Exercise aim:
Pick out every line that holds the string "level" and copy it.

Records shown:
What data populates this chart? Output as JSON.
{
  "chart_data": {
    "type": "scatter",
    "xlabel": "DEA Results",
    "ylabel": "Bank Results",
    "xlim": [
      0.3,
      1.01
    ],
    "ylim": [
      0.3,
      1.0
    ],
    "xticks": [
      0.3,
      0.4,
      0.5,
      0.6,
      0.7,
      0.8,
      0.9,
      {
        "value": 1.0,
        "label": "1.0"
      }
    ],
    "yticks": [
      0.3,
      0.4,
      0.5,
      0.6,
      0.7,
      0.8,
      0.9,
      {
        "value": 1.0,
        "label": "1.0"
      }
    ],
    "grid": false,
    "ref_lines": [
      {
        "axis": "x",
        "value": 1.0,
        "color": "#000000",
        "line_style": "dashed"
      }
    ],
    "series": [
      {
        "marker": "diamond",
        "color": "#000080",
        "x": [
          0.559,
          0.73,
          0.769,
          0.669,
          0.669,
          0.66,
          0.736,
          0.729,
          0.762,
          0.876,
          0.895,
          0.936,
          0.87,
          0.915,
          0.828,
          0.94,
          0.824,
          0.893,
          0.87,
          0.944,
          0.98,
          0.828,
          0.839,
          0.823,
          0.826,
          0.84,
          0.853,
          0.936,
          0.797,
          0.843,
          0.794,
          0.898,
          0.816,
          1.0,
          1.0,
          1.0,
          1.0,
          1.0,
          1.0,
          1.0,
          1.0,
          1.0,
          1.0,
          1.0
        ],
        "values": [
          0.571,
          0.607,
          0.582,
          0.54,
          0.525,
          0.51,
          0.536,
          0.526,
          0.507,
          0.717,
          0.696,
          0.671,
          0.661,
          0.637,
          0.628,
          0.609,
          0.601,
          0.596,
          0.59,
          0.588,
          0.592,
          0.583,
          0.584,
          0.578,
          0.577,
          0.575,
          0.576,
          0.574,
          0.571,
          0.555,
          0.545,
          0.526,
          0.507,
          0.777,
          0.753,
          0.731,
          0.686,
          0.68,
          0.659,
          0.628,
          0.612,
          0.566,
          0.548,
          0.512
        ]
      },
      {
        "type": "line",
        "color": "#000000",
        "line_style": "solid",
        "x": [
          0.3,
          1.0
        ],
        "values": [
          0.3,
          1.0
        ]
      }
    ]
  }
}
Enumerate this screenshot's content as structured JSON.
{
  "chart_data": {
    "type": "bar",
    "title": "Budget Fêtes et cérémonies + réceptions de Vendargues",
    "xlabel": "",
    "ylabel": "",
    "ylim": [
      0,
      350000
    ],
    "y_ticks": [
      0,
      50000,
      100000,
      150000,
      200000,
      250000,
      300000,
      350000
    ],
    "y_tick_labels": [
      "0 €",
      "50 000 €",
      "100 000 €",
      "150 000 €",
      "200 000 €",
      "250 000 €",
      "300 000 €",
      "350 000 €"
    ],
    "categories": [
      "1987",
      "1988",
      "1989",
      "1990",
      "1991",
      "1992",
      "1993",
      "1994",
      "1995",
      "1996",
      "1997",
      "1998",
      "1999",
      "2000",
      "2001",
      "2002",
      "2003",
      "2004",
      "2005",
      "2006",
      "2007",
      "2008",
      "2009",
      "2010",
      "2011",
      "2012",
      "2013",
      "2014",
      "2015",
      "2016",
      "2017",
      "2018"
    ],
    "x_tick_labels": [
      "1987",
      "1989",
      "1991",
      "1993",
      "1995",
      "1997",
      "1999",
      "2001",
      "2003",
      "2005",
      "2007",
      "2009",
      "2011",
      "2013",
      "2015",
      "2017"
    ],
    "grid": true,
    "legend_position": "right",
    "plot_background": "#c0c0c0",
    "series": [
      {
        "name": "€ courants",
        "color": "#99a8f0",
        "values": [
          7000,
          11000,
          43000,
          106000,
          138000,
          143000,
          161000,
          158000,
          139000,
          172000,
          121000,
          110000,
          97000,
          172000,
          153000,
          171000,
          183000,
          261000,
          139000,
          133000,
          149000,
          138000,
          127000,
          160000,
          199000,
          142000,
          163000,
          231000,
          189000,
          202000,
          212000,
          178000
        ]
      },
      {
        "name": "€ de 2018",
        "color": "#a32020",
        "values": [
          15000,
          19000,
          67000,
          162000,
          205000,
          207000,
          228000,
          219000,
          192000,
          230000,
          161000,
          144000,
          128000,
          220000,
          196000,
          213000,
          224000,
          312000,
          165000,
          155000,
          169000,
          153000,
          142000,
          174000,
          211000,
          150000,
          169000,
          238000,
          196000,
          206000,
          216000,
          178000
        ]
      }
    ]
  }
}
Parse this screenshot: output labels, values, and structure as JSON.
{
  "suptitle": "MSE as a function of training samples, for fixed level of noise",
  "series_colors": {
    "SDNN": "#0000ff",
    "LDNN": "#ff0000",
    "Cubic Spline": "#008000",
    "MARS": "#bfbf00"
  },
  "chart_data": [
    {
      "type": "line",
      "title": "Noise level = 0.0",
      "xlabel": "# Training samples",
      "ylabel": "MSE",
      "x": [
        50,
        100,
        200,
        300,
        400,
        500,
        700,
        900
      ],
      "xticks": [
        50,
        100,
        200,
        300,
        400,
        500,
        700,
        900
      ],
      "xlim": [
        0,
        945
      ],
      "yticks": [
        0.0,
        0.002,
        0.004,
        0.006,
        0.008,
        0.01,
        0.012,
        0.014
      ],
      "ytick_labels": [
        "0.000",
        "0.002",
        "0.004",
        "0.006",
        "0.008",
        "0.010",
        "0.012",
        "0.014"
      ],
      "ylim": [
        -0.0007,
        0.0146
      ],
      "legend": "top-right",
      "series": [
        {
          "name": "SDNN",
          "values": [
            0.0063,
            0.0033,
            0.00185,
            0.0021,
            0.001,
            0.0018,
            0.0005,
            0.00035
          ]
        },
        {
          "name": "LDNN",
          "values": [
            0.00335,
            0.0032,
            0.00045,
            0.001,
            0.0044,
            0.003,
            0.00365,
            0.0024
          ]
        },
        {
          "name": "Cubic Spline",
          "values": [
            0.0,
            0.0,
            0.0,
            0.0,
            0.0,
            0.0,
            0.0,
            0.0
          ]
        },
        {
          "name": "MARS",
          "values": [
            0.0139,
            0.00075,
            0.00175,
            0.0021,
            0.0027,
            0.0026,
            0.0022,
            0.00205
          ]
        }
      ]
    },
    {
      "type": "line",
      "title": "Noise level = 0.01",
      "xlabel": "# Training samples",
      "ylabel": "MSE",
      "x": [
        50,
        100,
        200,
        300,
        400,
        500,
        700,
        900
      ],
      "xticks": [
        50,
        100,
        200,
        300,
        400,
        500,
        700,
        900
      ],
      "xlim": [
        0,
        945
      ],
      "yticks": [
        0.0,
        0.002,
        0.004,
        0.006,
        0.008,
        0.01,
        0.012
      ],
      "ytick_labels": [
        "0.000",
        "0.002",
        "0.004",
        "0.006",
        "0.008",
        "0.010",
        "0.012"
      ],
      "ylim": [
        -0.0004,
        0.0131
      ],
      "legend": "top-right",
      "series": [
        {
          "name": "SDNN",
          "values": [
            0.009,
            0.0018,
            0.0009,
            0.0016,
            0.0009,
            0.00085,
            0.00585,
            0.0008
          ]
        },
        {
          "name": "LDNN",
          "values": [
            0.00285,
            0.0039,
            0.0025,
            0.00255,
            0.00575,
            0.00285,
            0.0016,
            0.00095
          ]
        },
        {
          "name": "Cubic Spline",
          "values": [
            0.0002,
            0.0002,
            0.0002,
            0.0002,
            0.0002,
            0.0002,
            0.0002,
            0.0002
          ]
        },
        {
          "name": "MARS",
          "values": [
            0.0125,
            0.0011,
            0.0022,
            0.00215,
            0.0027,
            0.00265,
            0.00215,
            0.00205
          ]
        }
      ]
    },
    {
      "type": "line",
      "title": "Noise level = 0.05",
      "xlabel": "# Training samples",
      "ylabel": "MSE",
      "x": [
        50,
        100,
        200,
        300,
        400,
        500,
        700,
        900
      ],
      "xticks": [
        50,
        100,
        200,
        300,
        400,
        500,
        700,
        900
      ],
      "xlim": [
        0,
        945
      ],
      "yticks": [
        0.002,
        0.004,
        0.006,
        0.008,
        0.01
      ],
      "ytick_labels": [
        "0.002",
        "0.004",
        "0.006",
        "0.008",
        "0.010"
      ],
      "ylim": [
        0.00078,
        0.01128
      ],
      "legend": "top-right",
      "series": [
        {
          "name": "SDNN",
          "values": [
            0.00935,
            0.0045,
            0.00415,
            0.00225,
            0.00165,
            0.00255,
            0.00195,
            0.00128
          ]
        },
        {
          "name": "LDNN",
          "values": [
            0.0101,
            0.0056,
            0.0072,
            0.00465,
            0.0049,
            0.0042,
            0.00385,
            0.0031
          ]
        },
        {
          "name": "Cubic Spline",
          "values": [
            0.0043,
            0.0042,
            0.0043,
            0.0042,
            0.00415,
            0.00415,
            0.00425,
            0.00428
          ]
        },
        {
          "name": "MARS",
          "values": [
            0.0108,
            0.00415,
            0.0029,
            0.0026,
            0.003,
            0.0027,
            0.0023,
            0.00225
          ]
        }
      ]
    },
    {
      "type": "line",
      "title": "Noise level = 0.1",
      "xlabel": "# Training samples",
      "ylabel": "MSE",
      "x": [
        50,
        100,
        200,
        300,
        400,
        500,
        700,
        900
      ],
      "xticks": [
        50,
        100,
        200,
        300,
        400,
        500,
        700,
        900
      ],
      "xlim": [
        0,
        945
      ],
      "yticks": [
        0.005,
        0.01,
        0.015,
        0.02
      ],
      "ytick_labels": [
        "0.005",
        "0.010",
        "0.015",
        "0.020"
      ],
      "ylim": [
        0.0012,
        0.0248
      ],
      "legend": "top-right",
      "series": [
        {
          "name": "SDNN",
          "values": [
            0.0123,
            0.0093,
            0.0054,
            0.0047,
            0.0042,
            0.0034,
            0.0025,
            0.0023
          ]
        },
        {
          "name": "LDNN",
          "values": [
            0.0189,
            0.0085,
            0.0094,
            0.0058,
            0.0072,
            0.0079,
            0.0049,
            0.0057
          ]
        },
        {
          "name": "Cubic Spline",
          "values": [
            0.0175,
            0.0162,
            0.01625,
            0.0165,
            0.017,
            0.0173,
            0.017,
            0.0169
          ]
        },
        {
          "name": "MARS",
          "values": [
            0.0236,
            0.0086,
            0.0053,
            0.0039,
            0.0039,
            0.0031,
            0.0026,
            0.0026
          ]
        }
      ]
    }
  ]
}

Exercise output:
  "suptitle": "MSE as a function of training samples, for fixed level of noise",
      "title": "Noise level = 0.0",
      "title": "Noise level = 0.01",
      "title": "Noise level = 0.05",
      "title": "Noise level = 0.1",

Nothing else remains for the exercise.